[Dataset items]
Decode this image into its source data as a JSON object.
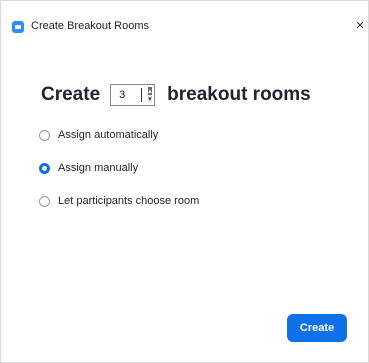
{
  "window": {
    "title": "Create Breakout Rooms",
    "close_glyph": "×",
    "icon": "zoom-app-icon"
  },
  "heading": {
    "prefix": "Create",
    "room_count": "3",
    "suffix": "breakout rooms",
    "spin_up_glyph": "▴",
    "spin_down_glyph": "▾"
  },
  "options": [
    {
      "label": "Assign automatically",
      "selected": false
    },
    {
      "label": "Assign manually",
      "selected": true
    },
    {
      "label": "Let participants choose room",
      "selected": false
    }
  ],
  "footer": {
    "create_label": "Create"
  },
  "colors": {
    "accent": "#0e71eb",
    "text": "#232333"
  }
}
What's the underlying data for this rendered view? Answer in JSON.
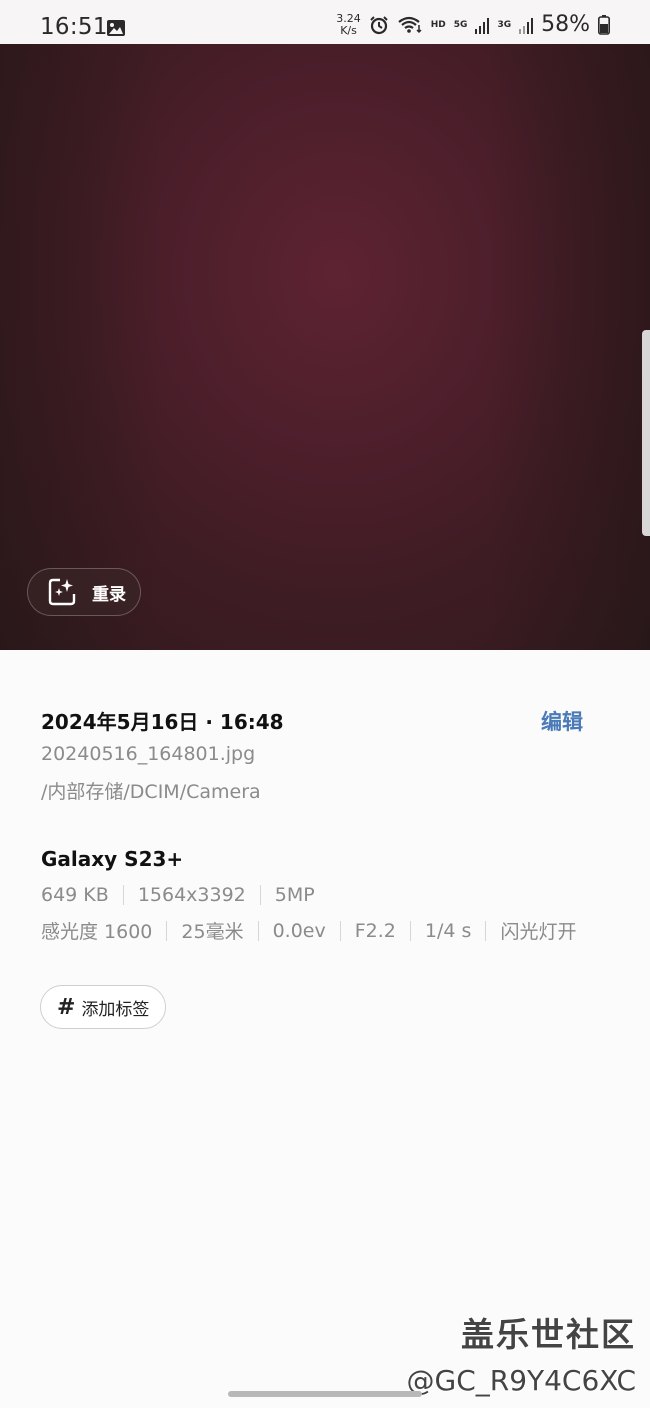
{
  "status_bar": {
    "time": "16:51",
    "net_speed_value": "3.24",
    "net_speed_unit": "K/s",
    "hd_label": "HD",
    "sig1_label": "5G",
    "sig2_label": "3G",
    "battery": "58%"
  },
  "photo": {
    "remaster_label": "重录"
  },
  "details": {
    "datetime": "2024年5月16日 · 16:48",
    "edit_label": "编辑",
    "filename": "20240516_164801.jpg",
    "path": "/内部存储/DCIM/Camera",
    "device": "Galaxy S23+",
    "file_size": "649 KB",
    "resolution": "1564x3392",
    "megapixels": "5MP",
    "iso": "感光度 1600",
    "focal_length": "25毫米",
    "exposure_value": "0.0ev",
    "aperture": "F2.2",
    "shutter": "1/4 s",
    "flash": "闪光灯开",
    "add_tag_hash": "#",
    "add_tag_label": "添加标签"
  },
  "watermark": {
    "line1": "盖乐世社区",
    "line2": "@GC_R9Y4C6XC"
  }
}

• STATED TASK:
Without the pictures, write out the whole listing above exactly as it appears.

• OUTPUT FOR THIS EXERCISE:
Decode this image into its source data as a JSON object.
{
  "window": {
    "title": "Create Breakout Rooms",
    "close_glyph": "×",
    "icon": "zoom-app-icon"
  },
  "heading": {
    "prefix": "Create",
    "room_count": "3",
    "suffix": "breakout rooms",
    "spin_up_glyph": "▴",
    "spin_down_glyph": "▾"
  },
  "options": [
    {
      "label": "Assign automatically",
      "selected": false
    },
    {
      "label": "Assign manually",
      "selected": true
    },
    {
      "label": "Let participants choose room",
      "selected": false
    }
  ],
  "footer": {
    "create_label": "Create"
  },
  "colors": {
    "accent": "#0e71eb",
    "text": "#232333"
  }
}
What's the underlying data for this rendered view? Answer in JSON.
{
  "status_bar": {
    "time": "16:51",
    "net_speed_value": "3.24",
    "net_speed_unit": "K/s",
    "hd_label": "HD",
    "sig1_label": "5G",
    "sig2_label": "3G",
    "battery": "58%"
  },
  "photo": {
    "remaster_label": "重录"
  },
  "details": {
    "datetime": "2024年5月16日 · 16:48",
    "edit_label": "编辑",
    "filename": "20240516_164801.jpg",
    "path": "/内部存储/DCIM/Camera",
    "device": "Galaxy S23+",
    "file_size": "649 KB",
    "resolution": "1564x3392",
    "megapixels": "5MP",
    "iso": "感光度 1600",
    "focal_length": "25毫米",
    "exposure_value": "0.0ev",
    "aperture": "F2.2",
    "shutter": "1/4 s",
    "flash": "闪光灯开",
    "add_tag_hash": "#",
    "add_tag_label": "添加标签"
  },
  "watermark": {
    "line1": "盖乐世社区",
    "line2": "@GC_R9Y4C6XC"
  }
}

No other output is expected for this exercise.